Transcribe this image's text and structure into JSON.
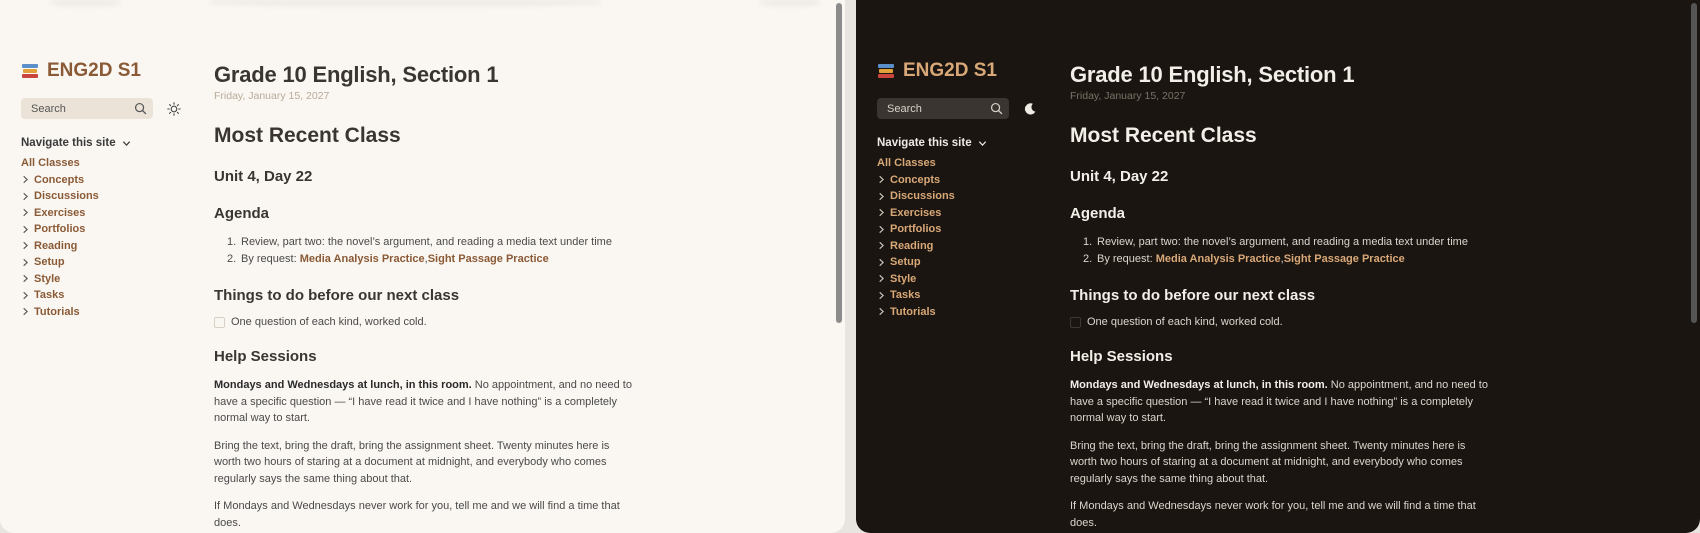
{
  "site": {
    "title": "ENG2D S1",
    "search_placeholder": "Search",
    "nav_title": "Navigate this site",
    "nav_items": [
      "All Classes",
      "Concepts",
      "Discussions",
      "Exercises",
      "Portfolios",
      "Reading",
      "Setup",
      "Style",
      "Tasks",
      "Tutorials"
    ]
  },
  "page": {
    "title": "Grade 10 English, Section 1",
    "date": "Friday, January 15, 2027",
    "h_recent": "Most Recent Class",
    "h_unit": "Unit 4, Day 22",
    "h_agenda": "Agenda",
    "agenda": [
      {
        "num": "1.",
        "text": "Review, part two: the novel’s argument, and reading a media text under time"
      },
      {
        "num": "2.",
        "text": "By request: ",
        "link1": "Media Analysis Practice",
        "sep": ", ",
        "link2": "Sight Passage Practice"
      }
    ],
    "h_todo": "Things to do before our next class",
    "todo_item": "One question of each kind, worked cold.",
    "h_help": "Help Sessions",
    "help_bold": "Mondays and Wednesdays at lunch, in this room.",
    "help_rest": " No appointment, and no need to have a specific question — “I have read it twice and I have nothing” is a completely normal way to start.",
    "help_p2": "Bring the text, bring the draft, bring the assignment sheet. Twenty minutes here is worth two hours of staring at a document at midnight, and everybody who comes regularly says the same thing about that.",
    "help_p3": "If Mondays and Wednesdays never work for you, tell me and we will find a time that does."
  },
  "colors": {
    "light_bg": "#faf7f2",
    "dark_bg": "#1a1510",
    "light_accent": "#8a5a36",
    "dark_accent": "#d8a878"
  },
  "icons": {
    "logo": "books-icon",
    "search": "search-icon",
    "light_theme": "sun-icon",
    "dark_theme": "moon-icon",
    "expand": "chevron-right-icon",
    "nav_toggle": "chevron-down-icon"
  }
}
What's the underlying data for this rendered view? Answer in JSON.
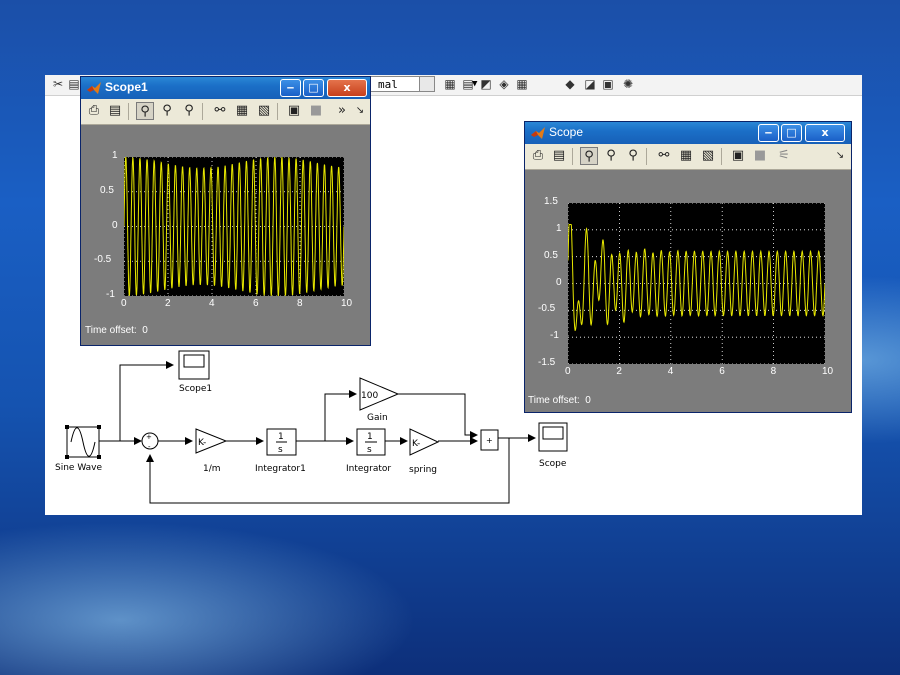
{
  "toolbar": {
    "zoom_value": "mal",
    "icons": [
      "cut-icon",
      "document-icon",
      "library-icon",
      "model-explorer-icon",
      "debug-icon",
      "scissors-icon",
      "grid-icon",
      "build-icon",
      "find-icon",
      "options-icon",
      "help-icon"
    ]
  },
  "scope1": {
    "title": "Scope1",
    "time_offset_label": "Time offset:",
    "time_offset_value": "0",
    "tools": [
      "print-icon",
      "parameters-icon",
      "zoom-icon",
      "zoom-x-icon",
      "zoom-y-icon",
      "autoscale-icon",
      "save-axes-icon",
      "restore-axes-icon",
      "floating-scope-icon",
      "lock-icon",
      "more-icon",
      "dock-icon"
    ],
    "more_label": "»"
  },
  "scope": {
    "title": "Scope",
    "time_offset_label": "Time offset:",
    "time_offset_value": "0",
    "tools": [
      "print-icon",
      "parameters-icon",
      "zoom-icon",
      "zoom-x-icon",
      "zoom-y-icon",
      "autoscale-icon",
      "save-axes-icon",
      "restore-axes-icon",
      "floating-scope-icon",
      "lock-icon",
      "signal-selector-icon",
      "dock-icon"
    ]
  },
  "window_buttons": {
    "minimize": "‒",
    "maximize": "□",
    "close": "x"
  },
  "blocks": {
    "sine_wave": "Sine Wave",
    "scope1": "Scope1",
    "gain_m": "1/m",
    "gain_m_text": "K-",
    "integrator1": "Integrator1",
    "integrator1_num": "1",
    "integrator1_den": "s",
    "gain": "Gain",
    "gain_value": "100",
    "integrator": "Integrator",
    "integrator_num": "1",
    "integrator_den": "s",
    "spring": "spring",
    "spring_text": "K-",
    "sum2_signs": "+",
    "scope": "Scope"
  },
  "chart_data": [
    {
      "type": "line",
      "name": "Scope1",
      "xlim": [
        0,
        10
      ],
      "ylim": [
        -1,
        1
      ],
      "xticks": [
        0,
        2,
        4,
        6,
        8,
        10
      ],
      "yticks": [
        1,
        0.5,
        0,
        -0.5,
        -1
      ],
      "grid": true,
      "series": [
        {
          "color": "#e8e800",
          "function": "sin",
          "amplitude": 1,
          "cycles_in_range": 31
        }
      ]
    },
    {
      "type": "line",
      "name": "Scope",
      "xlim": [
        0,
        10
      ],
      "ylim": [
        -1.5,
        1.5
      ],
      "xticks": [
        0,
        2,
        4,
        6,
        8,
        10
      ],
      "yticks": [
        1.5,
        1,
        0.5,
        0,
        -0.5,
        -1,
        -1.5
      ],
      "grid": true,
      "series": [
        {
          "color": "#e8e800",
          "function": "damped-transient-then-steady",
          "steady_amplitude": 0.6,
          "peak": 1.1,
          "trough": -1.3,
          "cycles_in_range": 31
        }
      ]
    }
  ]
}
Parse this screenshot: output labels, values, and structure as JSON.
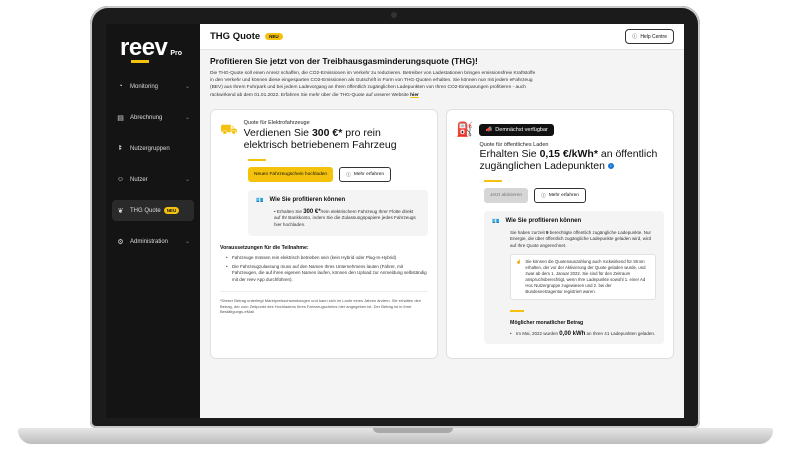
{
  "sidebar": {
    "brand": "reev",
    "brand_suffix": "Pro",
    "items": [
      {
        "label": "Monitoring",
        "icon": "gauge-icon"
      },
      {
        "label": "Abrechnung",
        "icon": "invoice-icon"
      },
      {
        "label": "Nutzergruppen",
        "icon": "group-icon"
      },
      {
        "label": "Nutzer",
        "icon": "user-icon"
      },
      {
        "label": "THG Quote",
        "icon": "leaf-icon",
        "badge": "NEU"
      },
      {
        "label": "Administration",
        "icon": "settings-sliders-icon"
      }
    ]
  },
  "header": {
    "title": "THG Quote",
    "badge": "NEU",
    "help_label": "Help Centre"
  },
  "main": {
    "headline": "Profitieren Sie jetzt von der Treibhausgasminderungsquote (THG)!",
    "intro": "Die THG-Quote soll einen Anreiz schaffen, die CO2-Emissionen im Verkehr zu reduzieren. Betreiber von Ladestationen bringen emissionsfreie Kraftstoffe in den Verkehr und können diese eingesparten CO2-Emissionen als Gutschrift in Form von THG-Quoten erhalten. Sie können nun mit jedem eFahrzeug (BEV) aus Ihrem Fuhrpark und bei jedem Ladevorgang an Ihren öffentlich zugänglichen Ladepunkten von Ihren CO2-Einsparungen profitieren - auch rückwirkend ab dem 01.01.2022. Erfahren Sie mehr über die THG-Quote auf unserer Website ",
    "intro_link": "hier"
  },
  "left_card": {
    "kicker": "Quote für Elektrofahrzeuge",
    "title_pre": "Verdienen Sie ",
    "title_amount": "300 €*",
    "title_post": " pro rein elektrisch betriebenem Fahrzeug",
    "primary_button": "Neuen Fahrzeugschein hochladen",
    "secondary_button": "Mehr erfahren",
    "benefit_title": "Wie Sie profitieren können",
    "benefit_pre": "Erhalten Sie ",
    "benefit_amount": "300 €*",
    "benefit_post": "/rein elektrischem Fahrzeug Ihrer Flotte direkt auf Ihr Bankkonto, indem Sie die Zulassungspapiere jedes Fahrzeugs hier hochladen.",
    "requirements_title": "Voraussetzungen für die Teilnahme:",
    "requirements": [
      "Fahrzeuge müssen rein elektrisch betrieben sein (kein Hybrid oder Plug-In-Hybrid)",
      "Die Fahrzeugzulassung muss auf den Namen Ihres Unternehmens lauten (Fahrer, mit Fahrzeugen, die auf ihren eigenen Namen laufen, können den Upload zur Anmeldung selbständig mit der reev App durchführen)."
    ],
    "footnote": "*Dieser Betrag unterliegt Marktpreisschwankungen und kann sich im Laufe eines Jahres ändern. Sie erhalten den Betrag, der zum Zeitpunkt des Hochladens Ihres Fahrzeugscheins hier angegeben ist. Der Betrag ist in Ihrer Bestätigungs-eMail"
  },
  "right_card": {
    "soon_label": "Demnächst verfügbar",
    "kicker": "Quote für öffentliches Laden",
    "title_pre": "Erhalten Sie ",
    "title_amount": "0,15 €/kWh*",
    "title_post": " an öffentlich zugänglichen Ladepunkten",
    "disabled_button": "Jetzt aktivieren",
    "secondary_button": "Mehr erfahren",
    "benefit_title": "Wie Sie profitieren können",
    "benefit_pre": "Sie haben zurzeit ",
    "benefit_count": "9",
    "benefit_post": " berechtigte öffentlich zugängliche Ladepunkte. Nur Energie, die über öffentlich zugängliche Ladepunkte geladen wird, wird auf Ihre Quote angerechnet.",
    "note": "Sie können die Quotenauszahlung auch rückwirkend für Strom erhalten, der vor der Aktivierung der Quote geladen wurde, und zwar ab dem 1. Januar 2022. Sie sind für den Zeitraum anspruchsberechtigt, wenn Ihre Ladepunkte sowohl 1. einer Ad Hoc Nutzergruppe zugewiesen und 2. bei der Bundesnetzagentur registriert waren.",
    "monthly_title": "Möglicher monatlicher Betrag",
    "monthly_pre": "Im Mai, 2022 wurden ",
    "monthly_amount": "0,00 kWh",
    "monthly_post": " an Ihren 41 Ladepunkten geladen."
  },
  "colors": {
    "accent": "#f4c20d",
    "sidebar": "#141414",
    "info": "#1976d2"
  }
}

════════

Of the lines in the data above, how many contain the word "function"? Give only that figure.

> _Exercise result_
2